TASK TO CARRY OUT - Include in the output the line containing "Read out every word on this page." and each subsequent line of the records, through the end, transcribed exactly. Add nothing else.

#### PROVIDED MATERIAL

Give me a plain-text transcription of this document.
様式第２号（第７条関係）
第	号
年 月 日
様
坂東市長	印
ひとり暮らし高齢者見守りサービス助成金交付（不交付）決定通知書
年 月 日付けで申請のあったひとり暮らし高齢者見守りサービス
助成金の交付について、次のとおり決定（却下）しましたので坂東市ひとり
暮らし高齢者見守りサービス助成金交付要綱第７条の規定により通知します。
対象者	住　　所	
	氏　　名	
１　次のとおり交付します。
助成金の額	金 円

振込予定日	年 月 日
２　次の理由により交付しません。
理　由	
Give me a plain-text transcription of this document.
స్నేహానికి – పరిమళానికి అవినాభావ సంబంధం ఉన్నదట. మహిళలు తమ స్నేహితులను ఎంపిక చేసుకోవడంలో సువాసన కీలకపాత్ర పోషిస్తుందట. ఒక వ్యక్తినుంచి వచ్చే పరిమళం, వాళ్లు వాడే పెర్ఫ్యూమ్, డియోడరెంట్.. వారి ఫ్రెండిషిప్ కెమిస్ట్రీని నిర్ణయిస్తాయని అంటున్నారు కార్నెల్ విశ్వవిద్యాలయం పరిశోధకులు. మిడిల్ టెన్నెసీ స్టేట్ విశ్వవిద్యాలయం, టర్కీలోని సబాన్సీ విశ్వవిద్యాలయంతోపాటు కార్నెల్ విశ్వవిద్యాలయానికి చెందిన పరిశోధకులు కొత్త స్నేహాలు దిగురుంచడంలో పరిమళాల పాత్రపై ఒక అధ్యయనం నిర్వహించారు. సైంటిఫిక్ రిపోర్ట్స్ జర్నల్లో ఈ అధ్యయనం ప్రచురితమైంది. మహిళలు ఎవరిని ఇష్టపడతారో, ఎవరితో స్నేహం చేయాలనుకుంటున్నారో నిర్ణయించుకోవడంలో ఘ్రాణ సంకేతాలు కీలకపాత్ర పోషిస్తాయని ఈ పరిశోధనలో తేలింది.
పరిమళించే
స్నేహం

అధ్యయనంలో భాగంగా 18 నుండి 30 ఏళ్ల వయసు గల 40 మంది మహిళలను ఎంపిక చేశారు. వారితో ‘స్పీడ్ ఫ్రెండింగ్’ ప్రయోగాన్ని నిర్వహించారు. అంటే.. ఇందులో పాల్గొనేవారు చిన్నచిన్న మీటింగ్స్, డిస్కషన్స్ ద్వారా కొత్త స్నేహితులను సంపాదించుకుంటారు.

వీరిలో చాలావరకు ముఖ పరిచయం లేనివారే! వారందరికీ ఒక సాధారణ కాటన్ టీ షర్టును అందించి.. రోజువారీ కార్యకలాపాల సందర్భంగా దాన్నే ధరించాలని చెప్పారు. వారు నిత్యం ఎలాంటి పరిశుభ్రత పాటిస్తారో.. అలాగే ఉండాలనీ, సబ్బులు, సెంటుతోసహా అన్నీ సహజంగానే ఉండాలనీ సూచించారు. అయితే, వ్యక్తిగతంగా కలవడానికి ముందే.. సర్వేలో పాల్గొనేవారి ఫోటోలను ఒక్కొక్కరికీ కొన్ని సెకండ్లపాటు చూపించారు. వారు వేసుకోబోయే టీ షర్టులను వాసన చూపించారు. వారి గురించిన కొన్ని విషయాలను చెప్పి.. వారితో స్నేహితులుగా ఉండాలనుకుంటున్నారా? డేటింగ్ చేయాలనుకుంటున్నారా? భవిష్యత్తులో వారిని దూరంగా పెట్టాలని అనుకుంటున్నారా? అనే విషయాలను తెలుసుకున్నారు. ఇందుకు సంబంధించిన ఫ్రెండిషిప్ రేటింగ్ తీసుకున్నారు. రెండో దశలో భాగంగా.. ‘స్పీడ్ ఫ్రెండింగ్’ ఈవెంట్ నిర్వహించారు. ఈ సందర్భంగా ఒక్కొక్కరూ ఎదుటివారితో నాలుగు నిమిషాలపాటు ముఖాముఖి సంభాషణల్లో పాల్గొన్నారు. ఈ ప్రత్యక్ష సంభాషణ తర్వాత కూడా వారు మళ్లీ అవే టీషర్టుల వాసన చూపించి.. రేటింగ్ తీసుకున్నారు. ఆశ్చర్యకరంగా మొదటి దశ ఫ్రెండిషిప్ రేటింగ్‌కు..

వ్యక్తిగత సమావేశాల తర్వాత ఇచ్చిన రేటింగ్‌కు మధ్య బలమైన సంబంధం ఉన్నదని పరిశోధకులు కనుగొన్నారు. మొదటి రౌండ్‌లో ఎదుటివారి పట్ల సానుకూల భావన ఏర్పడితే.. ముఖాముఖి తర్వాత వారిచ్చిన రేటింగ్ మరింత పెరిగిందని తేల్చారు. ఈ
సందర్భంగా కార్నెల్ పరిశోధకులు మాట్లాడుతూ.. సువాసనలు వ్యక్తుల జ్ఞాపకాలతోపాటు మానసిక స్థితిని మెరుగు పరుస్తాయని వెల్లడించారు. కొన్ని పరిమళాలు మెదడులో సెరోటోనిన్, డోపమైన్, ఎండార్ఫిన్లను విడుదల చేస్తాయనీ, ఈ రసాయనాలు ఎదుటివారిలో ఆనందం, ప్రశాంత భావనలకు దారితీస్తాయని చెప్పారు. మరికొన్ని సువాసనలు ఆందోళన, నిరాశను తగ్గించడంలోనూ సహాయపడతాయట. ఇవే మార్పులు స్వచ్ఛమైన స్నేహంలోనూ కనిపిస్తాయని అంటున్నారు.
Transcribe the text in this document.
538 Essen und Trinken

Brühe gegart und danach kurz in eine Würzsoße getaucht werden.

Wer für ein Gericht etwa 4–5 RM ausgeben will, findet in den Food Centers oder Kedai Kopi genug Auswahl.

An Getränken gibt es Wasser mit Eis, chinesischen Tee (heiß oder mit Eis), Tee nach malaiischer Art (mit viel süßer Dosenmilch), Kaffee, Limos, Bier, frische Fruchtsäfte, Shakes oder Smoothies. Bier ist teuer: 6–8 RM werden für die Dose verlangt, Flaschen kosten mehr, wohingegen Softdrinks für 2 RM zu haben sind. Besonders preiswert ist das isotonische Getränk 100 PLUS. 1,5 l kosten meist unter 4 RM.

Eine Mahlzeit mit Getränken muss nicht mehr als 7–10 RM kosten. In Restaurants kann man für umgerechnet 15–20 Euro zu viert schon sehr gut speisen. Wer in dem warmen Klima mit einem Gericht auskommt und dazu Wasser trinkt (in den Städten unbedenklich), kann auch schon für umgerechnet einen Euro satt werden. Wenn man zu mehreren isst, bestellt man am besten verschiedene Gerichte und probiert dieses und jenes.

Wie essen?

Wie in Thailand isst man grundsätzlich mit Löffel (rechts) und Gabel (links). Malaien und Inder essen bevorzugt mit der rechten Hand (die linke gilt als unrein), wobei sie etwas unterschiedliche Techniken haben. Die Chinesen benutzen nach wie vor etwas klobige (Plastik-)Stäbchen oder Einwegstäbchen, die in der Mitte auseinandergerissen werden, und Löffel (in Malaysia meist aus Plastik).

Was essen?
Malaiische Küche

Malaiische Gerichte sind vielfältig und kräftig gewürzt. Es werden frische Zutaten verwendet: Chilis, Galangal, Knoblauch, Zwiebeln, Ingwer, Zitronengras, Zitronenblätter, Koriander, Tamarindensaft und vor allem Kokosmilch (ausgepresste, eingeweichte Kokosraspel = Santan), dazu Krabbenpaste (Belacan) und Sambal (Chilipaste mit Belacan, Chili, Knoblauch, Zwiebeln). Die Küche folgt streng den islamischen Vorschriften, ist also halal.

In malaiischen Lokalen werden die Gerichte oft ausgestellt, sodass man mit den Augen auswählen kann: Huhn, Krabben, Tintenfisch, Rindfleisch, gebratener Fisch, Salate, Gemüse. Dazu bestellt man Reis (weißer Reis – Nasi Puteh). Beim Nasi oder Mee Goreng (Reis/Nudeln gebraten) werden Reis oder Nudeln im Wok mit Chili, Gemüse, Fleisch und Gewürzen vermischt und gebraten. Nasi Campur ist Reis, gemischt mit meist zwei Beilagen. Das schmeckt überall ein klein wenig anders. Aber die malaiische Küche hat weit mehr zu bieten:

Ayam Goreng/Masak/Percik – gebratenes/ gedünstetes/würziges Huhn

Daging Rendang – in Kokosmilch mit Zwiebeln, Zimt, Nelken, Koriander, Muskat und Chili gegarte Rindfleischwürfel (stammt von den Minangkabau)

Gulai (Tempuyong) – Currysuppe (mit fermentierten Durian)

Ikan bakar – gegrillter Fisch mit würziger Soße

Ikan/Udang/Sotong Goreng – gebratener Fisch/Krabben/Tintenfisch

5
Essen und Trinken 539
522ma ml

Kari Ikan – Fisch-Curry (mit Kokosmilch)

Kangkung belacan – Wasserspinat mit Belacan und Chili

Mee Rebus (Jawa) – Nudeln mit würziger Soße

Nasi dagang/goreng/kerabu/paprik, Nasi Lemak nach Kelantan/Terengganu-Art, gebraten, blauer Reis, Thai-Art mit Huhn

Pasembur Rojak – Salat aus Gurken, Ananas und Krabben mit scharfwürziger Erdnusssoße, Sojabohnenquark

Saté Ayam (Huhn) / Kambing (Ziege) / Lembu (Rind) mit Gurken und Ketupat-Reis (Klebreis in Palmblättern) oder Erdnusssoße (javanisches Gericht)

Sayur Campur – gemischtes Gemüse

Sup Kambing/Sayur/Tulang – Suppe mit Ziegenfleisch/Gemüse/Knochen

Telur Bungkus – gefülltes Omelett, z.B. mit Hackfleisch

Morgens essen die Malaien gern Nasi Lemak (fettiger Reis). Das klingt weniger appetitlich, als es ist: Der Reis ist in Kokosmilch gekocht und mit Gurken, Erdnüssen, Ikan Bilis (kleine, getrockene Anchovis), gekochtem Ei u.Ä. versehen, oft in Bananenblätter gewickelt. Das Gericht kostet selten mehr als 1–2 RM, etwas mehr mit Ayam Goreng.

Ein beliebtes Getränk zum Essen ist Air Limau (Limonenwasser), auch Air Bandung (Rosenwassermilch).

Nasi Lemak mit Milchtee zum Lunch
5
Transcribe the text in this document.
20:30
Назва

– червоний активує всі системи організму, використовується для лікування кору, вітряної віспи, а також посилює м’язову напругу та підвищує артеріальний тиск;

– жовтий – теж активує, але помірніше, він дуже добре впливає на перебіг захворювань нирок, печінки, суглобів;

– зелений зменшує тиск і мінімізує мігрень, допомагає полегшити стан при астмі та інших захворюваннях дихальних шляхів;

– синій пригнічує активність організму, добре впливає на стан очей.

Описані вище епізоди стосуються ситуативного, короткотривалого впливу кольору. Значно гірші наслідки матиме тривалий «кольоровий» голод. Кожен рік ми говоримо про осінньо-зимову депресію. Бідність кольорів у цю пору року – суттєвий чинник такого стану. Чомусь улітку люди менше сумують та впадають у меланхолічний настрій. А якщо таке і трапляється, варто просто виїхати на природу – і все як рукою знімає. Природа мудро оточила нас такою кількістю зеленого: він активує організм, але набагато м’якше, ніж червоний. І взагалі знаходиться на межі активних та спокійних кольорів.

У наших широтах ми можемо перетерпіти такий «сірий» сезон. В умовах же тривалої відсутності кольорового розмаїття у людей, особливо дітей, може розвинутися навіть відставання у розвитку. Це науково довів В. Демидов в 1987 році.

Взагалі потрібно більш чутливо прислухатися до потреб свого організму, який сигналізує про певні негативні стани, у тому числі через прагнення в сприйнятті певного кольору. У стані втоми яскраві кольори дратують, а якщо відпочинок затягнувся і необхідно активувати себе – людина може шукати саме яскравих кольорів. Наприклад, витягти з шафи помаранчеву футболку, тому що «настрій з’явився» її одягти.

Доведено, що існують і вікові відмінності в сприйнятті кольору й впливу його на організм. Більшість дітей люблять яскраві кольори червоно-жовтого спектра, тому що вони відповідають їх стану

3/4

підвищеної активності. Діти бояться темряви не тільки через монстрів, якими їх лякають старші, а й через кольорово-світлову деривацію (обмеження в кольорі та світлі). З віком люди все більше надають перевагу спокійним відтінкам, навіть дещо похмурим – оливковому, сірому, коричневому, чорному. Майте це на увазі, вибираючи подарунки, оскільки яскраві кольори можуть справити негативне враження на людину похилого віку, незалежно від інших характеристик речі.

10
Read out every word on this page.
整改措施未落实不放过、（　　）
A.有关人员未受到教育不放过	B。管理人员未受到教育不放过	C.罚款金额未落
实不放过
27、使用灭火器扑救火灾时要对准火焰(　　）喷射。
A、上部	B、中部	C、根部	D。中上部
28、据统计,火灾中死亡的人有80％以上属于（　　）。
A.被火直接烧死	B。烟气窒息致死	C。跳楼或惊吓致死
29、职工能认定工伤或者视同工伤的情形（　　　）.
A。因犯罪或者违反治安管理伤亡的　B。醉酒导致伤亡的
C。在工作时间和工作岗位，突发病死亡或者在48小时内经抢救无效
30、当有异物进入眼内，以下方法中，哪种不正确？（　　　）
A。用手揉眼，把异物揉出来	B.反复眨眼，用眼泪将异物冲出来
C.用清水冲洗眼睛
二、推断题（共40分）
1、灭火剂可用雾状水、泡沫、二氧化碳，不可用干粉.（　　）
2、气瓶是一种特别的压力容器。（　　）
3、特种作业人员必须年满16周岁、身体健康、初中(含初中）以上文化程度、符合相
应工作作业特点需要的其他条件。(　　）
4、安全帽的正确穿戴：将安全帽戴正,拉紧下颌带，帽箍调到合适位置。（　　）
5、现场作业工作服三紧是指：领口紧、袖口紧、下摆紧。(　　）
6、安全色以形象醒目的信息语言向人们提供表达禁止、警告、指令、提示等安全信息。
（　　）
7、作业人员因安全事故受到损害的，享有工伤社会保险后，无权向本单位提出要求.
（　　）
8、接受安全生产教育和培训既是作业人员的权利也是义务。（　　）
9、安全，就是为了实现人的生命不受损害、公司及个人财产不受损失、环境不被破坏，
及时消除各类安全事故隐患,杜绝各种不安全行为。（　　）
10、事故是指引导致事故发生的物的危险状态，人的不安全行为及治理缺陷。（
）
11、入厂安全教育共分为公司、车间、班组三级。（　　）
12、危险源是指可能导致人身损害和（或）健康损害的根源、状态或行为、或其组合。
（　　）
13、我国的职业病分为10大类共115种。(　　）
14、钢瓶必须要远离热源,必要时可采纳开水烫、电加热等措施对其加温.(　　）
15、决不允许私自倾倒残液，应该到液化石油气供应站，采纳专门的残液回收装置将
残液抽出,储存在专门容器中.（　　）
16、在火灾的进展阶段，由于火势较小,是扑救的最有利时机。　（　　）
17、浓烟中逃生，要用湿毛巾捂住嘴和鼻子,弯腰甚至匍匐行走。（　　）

########

RESULT -
Read out every word on this page.
整改措施未落实不放过、（　　）
A.有关人员未受到教育不放过	B。管理人员未受到教育不放过	C.罚款金额未落
实不放过
27、使用灭火器扑救火灾时要对准火焰(　　）喷射。
A、上部	B、中部	C、根部	D。中上部
28、据统计,火灾中死亡的人有80％以上属于（　　）。
A.被火直接烧死	B。烟气窒息致死	C。跳楼或惊吓致死
29、职工能认定工伤或者视同工伤的情形（　　　）.
A。因犯罪或者违反治安管理伤亡的　B。醉酒导致伤亡的
C。在工作时间和工作岗位，突发病死亡或者在48小时内经抢救无效
30、当有异物进入眼内，以下方法中，哪种不正确？（　　　）
A。用手揉眼，把异物揉出来	B.反复眨眼，用眼泪将异物冲出来
C.用清水冲洗眼睛
二、推断题（共40分）
1、灭火剂可用雾状水、泡沫、二氧化碳，不可用干粉.（　　）
2、气瓶是一种特别的压力容器。（　　）
3、特种作业人员必须年满16周岁、身体健康、初中(含初中）以上文化程度、符合相
应工作作业特点需要的其他条件。(　　）
4、安全帽的正确穿戴：将安全帽戴正,拉紧下颌带，帽箍调到合适位置。（　　）
5、现场作业工作服三紧是指：领口紧、袖口紧、下摆紧。(　　）
6、安全色以形象醒目的信息语言向人们提供表达禁止、警告、指令、提示等安全信息。
（　　）
7、作业人员因安全事故受到损害的，享有工伤社会保险后，无权向本单位提出要求.
（　　）
8、接受安全生产教育和培训既是作业人员的权利也是义务。（　　）
9、安全，就是为了实现人的生命不受损害、公司及个人财产不受损失、环境不被破坏，
及时消除各类安全事故隐患,杜绝各种不安全行为。（　　）
10、事故是指引导致事故发生的物的危险状态，人的不安全行为及治理缺陷。（
）
11、入厂安全教育共分为公司、车间、班组三级。（　　）
12、危险源是指可能导致人身损害和（或）健康损害的根源、状态或行为、或其组合。
（　　）
13、我国的职业病分为10大类共115种。(　　）
14、钢瓶必须要远离热源,必要时可采纳开水烫、电加热等措施对其加温.(　　）
15、决不允许私自倾倒残液，应该到液化石油气供应站，采纳专门的残液回收装置将
残液抽出,储存在专门容器中.（　　）
16、在火灾的进展阶段，由于火势较小,是扑救的最有利时机。　（　　）
17、浓烟中逃生，要用湿毛巾捂住嘴和鼻子,弯腰甚至匍匐行走。（　　）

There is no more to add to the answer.